■ **What you need to do**:
Print the listing below exactly.

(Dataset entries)
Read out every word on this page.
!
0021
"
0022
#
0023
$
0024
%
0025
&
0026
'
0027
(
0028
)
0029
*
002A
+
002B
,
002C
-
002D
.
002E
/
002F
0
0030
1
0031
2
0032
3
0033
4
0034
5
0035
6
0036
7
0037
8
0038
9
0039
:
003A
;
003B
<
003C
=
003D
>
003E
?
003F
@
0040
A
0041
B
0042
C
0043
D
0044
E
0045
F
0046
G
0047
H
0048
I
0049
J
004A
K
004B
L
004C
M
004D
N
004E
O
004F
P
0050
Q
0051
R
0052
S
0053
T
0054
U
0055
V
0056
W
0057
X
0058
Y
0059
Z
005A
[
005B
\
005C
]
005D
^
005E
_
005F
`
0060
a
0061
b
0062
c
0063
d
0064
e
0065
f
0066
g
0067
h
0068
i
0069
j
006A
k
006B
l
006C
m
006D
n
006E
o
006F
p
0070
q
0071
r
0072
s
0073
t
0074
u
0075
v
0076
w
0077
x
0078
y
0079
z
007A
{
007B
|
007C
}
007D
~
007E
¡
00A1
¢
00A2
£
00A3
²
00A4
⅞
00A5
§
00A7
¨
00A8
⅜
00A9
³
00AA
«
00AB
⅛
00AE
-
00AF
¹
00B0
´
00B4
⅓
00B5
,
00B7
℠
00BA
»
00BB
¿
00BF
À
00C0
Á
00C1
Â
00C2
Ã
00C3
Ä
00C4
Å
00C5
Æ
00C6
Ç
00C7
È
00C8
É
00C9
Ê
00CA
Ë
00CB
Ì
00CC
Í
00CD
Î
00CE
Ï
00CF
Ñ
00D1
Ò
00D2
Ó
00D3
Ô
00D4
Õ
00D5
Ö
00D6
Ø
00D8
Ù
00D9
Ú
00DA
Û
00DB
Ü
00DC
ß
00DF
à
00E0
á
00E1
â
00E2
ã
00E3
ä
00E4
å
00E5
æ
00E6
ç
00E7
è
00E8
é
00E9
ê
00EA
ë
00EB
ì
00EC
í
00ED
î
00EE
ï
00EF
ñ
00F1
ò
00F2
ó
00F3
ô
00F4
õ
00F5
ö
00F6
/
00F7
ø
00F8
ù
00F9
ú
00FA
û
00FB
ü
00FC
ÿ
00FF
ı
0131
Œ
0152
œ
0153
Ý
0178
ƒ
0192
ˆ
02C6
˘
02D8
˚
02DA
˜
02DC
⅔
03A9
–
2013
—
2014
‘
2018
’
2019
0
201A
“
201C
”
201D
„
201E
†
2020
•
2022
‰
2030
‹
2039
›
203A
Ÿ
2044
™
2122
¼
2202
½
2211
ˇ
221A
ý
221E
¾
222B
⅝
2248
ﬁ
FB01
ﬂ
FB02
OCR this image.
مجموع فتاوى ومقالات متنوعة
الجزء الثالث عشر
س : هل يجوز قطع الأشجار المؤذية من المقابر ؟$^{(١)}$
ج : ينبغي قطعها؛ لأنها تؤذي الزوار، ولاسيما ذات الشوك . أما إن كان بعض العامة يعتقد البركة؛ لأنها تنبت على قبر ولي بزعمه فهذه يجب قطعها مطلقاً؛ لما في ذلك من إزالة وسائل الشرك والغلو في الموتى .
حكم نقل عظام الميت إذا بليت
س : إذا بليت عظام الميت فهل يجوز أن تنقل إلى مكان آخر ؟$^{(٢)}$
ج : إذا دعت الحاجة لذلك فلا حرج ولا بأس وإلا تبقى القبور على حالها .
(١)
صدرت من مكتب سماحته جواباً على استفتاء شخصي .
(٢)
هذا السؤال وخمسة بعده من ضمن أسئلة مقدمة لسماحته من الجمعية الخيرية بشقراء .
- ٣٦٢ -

■ **The output**:
Read out every word on this page.
!
0021
"
0022
#
0023
$
0024
%
0025
&
0026
'
0027
(
0028
)
0029
*
002A
+
002B
,
002C
-
002D
.
002E
/
002F
0
0030
1
0031
2
0032
3
0033
4
0034
5
0035
6
0036
7
0037
8
0038
9
0039
:
003A
;
003B
<
003C
=
003D
>
003E
?
003F
@
0040
A
0041
B
0042
C
0043
D
0044
E
0045
F
0046
G
0047
H
0048
I
0049
J
004A
K
004B
L
004C
M
004D
N
004E
O
004F
P
0050
Q
0051
R
0052
S
0053
T
0054
U
0055
V
0056
W
0057
X
0058
Y
0059
Z
005A
[
005B
\
005C
]
005D
^
005E
_
005F
`
0060
a
0061
b
0062
c
0063
d
0064
e
0065
f
0066
g
0067
h
0068
i
0069
j
006A
k
006B
l
006C
m
006D
n
006E
o
006F
p
0070
q
0071
r
0072
s
0073
t
0074
u
0075
v
0076
w
0077
x
0078
y
0079
z
007A
{
007B
|
007C
}
007D
~
007E
¡
00A1
¢
00A2
£
00A3
²
00A4
⅞
00A5
§
00A7
¨
00A8
⅜
00A9
³
00AA
«
00AB
⅛
00AE
-
00AF
¹
00B0
´
00B4
⅓
00B5
,
00B7
℠
00BA
»
00BB
¿
00BF
À
00C0
Á
00C1
Â
00C2
Ã
00C3
Ä
00C4
Å
00C5
Æ
00C6
Ç
00C7
È
00C8
É
00C9
Ê
00CA
Ë
00CB
Ì
00CC
Í
00CD
Î
00CE
Ï
00CF
Ñ
00D1
Ò
00D2
Ó
00D3
Ô
00D4
Õ
00D5
Ö
00D6
Ø
00D8
Ù
00D9
Ú
00DA
Û
00DB
Ü
00DC
ß
00DF
à
00E0
á
00E1
â
00E2
ã
00E3
ä
00E4
å
00E5
æ
00E6
ç
00E7
è
00E8
é
00E9
ê
00EA
ë
00EB
ì
00EC
í
00ED
î
00EE
ï
00EF
ñ
00F1
ò
00F2
ó
00F3
ô
00F4
õ
00F5
ö
00F6
/
00F7
ø
00F8
ù
00F9
ú
00FA
û
00FB
ü
00FC
ÿ
00FF
ı
0131
Œ
0152
œ
0153
Ý
0178
ƒ
0192
ˆ
02C6
˘
02D8
˚
02DA
˜
02DC
⅔
03A9
–
2013
—
2014
‘
2018
’
2019
0
201A
“
201C
”
201D
„
201E
†
2020
•
2022
‰
2030
‹
2039
›
203A
Ÿ
2044
™
2122
¼
2202
½
2211
ˇ
221A
ý
221E
¾
222B
⅝
2248
ﬁ
FB01
ﬂ
FB02
OCR this image.
مجموع فتاوى ومقالات متنوعة
الجزء الثالث عشر
س : هل يجوز قطع الأشجار المؤذية من المقابر ؟$^{(١)}$
ج : ينبغي قطعها؛ لأنها تؤذي الزوار، ولاسيما ذات الشوك . أما إن كان بعض العامة يعتقد البركة؛ لأنها تنبت على قبر ولي بزعمه فهذه يجب قطعها مطلقاً؛ لما في ذلك من إزالة وسائل الشرك والغلو في الموتى .
حكم نقل عظام الميت إذا بليت
س : إذا بليت عظام الميت فهل يجوز أن تنقل إلى مكان آخر ؟$^{(٢)}$
ج : إذا دعت الحاجة لذلك فلا حرج ولا بأس وإلا تبقى القبور على حالها .
(١)
صدرت من مكتب سماحته جواباً على استفتاء شخصي .
(٢)
هذا السؤال وخمسة بعده من ضمن أسئلة مقدمة لسماحته من الجمعية الخيرية بشقراء .
- ٣٦٢ -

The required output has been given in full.